• **Written exercise**
Report, as a bare number, how many lines contain the string "color".
** Start of Entries provided **
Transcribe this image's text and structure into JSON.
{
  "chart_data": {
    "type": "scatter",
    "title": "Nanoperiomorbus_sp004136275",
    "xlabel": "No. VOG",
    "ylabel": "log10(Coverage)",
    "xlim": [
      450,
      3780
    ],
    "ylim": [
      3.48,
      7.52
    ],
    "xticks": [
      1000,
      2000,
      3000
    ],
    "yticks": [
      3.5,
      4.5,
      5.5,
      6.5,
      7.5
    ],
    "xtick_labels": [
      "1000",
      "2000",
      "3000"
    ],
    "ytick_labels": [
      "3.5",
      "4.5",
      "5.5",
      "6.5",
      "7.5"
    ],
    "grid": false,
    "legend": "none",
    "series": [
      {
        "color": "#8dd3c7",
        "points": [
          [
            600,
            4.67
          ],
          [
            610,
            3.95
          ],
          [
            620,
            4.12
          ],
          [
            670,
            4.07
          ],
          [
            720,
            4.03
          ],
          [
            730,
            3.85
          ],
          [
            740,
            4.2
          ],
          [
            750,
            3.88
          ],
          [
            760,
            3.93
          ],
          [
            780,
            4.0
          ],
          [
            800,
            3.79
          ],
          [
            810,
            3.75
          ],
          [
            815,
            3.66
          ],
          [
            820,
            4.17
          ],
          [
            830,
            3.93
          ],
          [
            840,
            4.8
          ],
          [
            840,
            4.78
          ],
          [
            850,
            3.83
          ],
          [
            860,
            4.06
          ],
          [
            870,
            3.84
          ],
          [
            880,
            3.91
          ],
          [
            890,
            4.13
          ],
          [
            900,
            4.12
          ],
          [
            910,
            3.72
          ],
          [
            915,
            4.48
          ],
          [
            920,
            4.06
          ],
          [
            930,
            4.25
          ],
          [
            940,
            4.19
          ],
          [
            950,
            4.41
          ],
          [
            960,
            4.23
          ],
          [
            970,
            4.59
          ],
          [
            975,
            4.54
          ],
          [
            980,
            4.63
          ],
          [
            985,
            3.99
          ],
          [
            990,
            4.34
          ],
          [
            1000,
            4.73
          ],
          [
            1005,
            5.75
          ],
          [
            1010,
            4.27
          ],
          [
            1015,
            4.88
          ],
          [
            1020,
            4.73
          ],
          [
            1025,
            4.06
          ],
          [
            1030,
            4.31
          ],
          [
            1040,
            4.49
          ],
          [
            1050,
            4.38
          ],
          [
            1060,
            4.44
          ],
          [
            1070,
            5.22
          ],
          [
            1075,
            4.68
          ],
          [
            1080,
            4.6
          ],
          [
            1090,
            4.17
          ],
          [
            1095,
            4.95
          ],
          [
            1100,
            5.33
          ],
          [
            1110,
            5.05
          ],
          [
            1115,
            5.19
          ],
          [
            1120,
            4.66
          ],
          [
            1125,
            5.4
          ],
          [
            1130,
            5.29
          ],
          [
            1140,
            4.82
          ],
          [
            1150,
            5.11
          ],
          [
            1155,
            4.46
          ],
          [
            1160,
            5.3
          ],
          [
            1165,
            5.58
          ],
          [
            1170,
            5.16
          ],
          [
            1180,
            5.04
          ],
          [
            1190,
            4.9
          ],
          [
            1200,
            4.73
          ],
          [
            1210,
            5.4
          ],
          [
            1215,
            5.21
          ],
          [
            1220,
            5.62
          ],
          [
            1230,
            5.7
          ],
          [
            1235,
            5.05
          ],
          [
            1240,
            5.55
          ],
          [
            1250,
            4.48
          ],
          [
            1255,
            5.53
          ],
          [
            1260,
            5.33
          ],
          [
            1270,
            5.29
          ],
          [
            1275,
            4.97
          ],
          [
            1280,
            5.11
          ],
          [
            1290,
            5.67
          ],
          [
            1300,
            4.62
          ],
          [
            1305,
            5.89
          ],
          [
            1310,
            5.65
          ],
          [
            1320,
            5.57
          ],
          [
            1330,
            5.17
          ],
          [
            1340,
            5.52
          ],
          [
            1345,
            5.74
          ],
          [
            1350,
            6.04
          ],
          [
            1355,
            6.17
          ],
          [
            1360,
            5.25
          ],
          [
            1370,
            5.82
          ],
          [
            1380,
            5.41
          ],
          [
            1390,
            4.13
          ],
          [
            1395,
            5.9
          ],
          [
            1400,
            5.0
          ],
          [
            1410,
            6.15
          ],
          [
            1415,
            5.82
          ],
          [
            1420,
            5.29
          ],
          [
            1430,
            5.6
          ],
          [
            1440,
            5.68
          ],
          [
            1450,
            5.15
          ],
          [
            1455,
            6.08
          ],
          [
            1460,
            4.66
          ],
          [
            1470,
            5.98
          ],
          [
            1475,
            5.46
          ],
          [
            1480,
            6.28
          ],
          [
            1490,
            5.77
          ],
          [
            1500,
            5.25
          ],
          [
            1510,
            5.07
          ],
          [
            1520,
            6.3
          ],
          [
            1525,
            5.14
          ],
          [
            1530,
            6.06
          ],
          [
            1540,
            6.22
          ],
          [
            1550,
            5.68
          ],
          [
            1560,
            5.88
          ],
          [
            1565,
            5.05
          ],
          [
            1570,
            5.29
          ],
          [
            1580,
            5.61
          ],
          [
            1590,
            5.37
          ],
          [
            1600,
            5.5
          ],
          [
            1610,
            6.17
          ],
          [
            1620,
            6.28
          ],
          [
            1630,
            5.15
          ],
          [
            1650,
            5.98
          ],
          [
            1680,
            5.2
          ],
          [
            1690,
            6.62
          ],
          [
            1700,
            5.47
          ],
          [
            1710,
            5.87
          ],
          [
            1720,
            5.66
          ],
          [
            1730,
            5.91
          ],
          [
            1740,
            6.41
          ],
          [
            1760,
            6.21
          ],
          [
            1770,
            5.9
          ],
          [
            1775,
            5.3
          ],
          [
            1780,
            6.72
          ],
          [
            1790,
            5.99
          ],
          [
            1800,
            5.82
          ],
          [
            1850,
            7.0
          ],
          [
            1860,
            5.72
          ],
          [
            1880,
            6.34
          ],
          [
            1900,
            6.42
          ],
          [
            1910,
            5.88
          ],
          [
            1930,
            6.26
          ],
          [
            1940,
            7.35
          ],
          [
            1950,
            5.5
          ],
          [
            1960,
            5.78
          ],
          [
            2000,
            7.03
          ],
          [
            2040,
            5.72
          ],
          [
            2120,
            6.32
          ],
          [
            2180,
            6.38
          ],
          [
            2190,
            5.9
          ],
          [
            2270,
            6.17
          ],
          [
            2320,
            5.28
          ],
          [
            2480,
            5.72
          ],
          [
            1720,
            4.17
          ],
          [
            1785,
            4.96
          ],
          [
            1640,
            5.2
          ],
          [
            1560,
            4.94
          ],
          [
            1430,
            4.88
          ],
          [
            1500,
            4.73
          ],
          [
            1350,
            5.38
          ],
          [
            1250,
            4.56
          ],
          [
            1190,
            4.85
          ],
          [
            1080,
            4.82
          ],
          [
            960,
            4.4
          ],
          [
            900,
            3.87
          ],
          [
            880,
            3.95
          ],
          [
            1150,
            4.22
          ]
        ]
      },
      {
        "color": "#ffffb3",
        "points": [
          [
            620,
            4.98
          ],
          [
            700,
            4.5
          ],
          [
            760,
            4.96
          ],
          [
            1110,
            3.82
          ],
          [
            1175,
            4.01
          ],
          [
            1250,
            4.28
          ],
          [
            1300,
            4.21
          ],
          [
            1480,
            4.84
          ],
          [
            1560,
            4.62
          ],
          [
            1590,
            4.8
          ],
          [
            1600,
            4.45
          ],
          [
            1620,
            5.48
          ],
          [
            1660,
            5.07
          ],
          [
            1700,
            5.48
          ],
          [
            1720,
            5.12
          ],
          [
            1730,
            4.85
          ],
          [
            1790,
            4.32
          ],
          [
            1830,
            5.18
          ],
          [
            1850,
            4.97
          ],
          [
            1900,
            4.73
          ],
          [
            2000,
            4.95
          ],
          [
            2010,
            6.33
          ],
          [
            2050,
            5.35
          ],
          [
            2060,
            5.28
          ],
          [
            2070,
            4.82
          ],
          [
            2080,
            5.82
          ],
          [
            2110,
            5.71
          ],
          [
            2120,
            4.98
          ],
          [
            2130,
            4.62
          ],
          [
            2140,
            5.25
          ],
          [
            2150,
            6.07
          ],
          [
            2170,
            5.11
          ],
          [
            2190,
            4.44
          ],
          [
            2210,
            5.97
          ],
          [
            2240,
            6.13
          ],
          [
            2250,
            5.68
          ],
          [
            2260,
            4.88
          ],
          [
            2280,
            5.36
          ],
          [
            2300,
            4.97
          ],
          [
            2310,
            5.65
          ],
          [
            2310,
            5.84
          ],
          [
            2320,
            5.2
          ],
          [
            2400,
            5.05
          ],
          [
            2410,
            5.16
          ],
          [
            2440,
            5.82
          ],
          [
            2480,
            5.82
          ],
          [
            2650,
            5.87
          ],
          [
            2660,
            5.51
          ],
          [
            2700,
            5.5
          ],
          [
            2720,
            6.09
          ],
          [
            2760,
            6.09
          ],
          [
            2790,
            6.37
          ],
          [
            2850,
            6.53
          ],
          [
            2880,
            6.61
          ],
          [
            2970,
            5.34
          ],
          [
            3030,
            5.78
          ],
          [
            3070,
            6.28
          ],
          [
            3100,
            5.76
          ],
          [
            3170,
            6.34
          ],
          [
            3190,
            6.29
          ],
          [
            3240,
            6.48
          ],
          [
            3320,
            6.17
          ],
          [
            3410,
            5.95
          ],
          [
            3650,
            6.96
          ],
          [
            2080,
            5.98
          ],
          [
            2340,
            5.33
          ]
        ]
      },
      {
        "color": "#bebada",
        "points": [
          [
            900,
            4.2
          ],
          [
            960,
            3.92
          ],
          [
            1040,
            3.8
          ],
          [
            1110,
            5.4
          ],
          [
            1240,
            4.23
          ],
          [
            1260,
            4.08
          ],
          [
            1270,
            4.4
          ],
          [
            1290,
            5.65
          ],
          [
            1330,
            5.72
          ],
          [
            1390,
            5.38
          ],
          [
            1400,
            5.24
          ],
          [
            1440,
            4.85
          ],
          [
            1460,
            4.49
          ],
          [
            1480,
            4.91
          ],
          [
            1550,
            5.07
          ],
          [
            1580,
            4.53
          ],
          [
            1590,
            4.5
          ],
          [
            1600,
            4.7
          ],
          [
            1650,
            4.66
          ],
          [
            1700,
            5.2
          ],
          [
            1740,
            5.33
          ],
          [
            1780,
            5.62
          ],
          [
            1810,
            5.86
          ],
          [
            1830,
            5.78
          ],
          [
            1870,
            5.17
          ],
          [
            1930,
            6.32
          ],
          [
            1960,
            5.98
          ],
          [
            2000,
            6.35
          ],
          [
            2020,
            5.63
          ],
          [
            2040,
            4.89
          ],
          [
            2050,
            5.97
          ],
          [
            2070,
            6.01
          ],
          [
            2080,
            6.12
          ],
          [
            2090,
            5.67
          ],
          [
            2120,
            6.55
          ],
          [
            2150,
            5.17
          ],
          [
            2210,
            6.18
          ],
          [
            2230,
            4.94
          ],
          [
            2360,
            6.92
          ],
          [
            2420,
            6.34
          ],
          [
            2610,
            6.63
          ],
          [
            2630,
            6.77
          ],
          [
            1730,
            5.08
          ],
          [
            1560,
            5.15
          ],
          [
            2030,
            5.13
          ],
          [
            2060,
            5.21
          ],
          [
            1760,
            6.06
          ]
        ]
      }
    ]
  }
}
** End of Entries provided **
• **Right answer**
3